§ Set task 1
Translate this sentence from the article about stay-at-home dads into Spanish: "Even if both spouses didn’t have to work, many couples choose to both work in order to maximize income."
§ Set task 2
Carry on the article about stay-at-home dads from where it stops.

§ Text
──────────────────────────────

I recently posted a Twitter poll. The question was: Is it biblical for a man who is able-bodied and married with children to be a stay-at-home dad while his wife goes to work as primary provider? After over 1,100 people weighed in, the results and responses were varied. Including many comments from Facebook, it became obvious that there are still numerous people who don’t think the Bible speaks on this issue. I hope this article will help provide some food for thought.

How should a Christian father approach work, leadership, and providing for his family? Some would argue that the culture has changed since the “old days” and the modern man should be happy with whatever method or arrangement he and his wife agree too. That may mean him staying home with a baby strapped to his chest and a casserole in the oven while his wife climbs the corporate ladder. It also may mean the income-driven approach. In many of today’s households, money drives the agenda and the “have to’s” abound. We “have to” have this, “have to” have that. Even if both spouses didn’t have to work, many couples choose to both work in order to maximize income. As for the kids? Well, some would argue that’s what daycare is for.

──────────────────────────────

§ Information shown
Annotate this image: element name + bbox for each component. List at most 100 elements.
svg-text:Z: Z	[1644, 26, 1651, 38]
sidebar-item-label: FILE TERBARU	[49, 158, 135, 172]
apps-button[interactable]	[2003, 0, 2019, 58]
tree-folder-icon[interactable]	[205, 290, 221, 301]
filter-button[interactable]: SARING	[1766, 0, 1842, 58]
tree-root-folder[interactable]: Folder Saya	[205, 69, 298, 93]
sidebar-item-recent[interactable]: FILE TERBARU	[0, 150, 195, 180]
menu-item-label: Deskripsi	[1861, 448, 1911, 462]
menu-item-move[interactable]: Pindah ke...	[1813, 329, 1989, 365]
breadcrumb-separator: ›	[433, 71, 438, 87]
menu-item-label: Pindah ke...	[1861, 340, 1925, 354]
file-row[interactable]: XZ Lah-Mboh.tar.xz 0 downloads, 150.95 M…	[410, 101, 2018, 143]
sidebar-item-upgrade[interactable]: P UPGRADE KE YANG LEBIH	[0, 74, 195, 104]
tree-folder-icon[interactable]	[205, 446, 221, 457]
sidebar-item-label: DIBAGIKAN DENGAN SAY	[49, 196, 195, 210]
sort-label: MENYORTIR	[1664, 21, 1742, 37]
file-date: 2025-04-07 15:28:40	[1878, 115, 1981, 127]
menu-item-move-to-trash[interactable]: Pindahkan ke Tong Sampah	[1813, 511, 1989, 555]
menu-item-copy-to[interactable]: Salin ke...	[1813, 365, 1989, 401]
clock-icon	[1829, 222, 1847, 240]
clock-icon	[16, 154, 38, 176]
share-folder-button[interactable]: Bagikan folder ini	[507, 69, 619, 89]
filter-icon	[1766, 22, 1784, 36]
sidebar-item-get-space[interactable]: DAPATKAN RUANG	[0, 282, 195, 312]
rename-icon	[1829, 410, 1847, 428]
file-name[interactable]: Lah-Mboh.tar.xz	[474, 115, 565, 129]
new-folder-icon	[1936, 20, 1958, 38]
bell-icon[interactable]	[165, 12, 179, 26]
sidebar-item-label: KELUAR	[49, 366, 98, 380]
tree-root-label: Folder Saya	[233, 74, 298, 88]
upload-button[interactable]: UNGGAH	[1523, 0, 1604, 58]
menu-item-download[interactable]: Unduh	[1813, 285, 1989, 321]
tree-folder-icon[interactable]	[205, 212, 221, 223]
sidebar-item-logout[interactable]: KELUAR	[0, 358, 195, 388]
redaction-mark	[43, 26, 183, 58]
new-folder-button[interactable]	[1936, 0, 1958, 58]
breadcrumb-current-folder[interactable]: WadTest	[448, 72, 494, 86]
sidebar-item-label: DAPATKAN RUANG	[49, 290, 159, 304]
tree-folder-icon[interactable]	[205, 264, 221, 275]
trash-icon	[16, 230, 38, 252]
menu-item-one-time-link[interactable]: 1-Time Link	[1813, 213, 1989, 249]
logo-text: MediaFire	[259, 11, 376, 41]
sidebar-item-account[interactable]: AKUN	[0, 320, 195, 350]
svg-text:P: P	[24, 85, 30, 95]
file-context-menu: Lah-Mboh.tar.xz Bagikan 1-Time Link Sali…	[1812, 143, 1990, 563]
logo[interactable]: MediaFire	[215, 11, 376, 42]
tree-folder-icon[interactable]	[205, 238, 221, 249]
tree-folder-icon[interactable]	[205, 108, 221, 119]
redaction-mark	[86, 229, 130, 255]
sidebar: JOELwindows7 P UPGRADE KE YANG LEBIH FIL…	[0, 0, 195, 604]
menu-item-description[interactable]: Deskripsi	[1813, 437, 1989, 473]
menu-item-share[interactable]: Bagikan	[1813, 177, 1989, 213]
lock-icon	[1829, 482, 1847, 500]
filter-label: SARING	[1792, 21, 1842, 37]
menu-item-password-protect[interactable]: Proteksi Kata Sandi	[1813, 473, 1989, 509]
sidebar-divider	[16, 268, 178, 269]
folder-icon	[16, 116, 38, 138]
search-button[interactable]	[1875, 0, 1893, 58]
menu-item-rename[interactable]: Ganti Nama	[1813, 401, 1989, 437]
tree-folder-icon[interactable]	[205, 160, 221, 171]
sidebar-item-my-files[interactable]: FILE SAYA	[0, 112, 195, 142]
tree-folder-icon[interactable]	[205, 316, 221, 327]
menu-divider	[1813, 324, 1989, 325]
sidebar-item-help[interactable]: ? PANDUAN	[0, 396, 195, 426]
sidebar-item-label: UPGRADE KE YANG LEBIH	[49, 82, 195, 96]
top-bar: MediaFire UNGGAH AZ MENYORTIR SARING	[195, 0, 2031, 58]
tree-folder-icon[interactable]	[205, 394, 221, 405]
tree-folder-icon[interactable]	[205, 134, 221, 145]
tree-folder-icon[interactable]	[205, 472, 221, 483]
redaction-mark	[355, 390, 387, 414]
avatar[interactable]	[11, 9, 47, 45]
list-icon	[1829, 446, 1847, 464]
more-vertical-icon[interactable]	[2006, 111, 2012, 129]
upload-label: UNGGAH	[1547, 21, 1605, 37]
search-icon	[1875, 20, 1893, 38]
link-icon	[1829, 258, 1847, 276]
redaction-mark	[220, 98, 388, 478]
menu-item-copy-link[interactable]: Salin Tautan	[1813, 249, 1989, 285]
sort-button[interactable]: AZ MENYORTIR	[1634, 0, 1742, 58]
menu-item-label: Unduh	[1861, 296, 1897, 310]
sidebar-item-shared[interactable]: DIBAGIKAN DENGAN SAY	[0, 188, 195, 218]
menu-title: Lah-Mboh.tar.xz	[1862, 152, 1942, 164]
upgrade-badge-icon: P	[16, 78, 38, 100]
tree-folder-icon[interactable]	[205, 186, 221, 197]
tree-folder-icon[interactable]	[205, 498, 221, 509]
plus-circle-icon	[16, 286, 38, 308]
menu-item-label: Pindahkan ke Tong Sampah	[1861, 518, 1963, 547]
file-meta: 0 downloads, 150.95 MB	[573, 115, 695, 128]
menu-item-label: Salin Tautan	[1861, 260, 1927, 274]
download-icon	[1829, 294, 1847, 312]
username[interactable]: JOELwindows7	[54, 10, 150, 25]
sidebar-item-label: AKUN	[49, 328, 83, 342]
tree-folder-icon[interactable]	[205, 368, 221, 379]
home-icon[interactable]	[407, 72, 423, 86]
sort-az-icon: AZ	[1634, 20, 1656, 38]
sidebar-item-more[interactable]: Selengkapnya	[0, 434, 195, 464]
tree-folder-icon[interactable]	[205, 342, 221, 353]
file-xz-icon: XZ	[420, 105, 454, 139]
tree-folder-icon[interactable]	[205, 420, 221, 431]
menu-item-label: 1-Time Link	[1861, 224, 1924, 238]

──────────────────────────────

§ Answer 1
Aunque ninguno de los dos cónyuges tuviera que trabajar, muchas parejas eligen que ambos trabajen para maximizar sus ingresos.

§ Answer 2
Is this God’s design? Did He call fathers to a passive existence when it comes to work and provision; viewing “homemaker” as a role fit for men? Is His will that mother and father work for retirement, home ownership, and more comfort while their young children are farmed out to others during their formative years? Does God want the burden of being primary provider placed on the wife’s shoulders? Are we to chase a cushion in our bank account at any cost – even if that means our kid’s well being? The picture we see in Scripture is a resounding “no.” You may be thinking, what about special circumstances and seasons where it’s not as black and white? What about married couples who don’t have kids – can’t they both work? What about people who work from home so they’re able to be with the kids? What about women who work night shifts and Saturdays while their husband plays with the kids in order to not abandon their role in the home? Isn’t it fine that a mother go back to work when her children are old enough to go to school? The nuances are endless, and like the ones above, some are valid, but each couple will have to decide whether or not to follow God’s design – even if that means tough decisions. God’s will for fathers and mothers is that they be serving in their primary roles – especially when young children are in the home. I’ll repeat that one more time so we’re clear: especially when young children are in the home. Let the reader understand, this is no broad brush of every life stage and scenario. A topic like this takes a great a deal of level-headed, biblical thinking. We must consider all that Scripture teaches.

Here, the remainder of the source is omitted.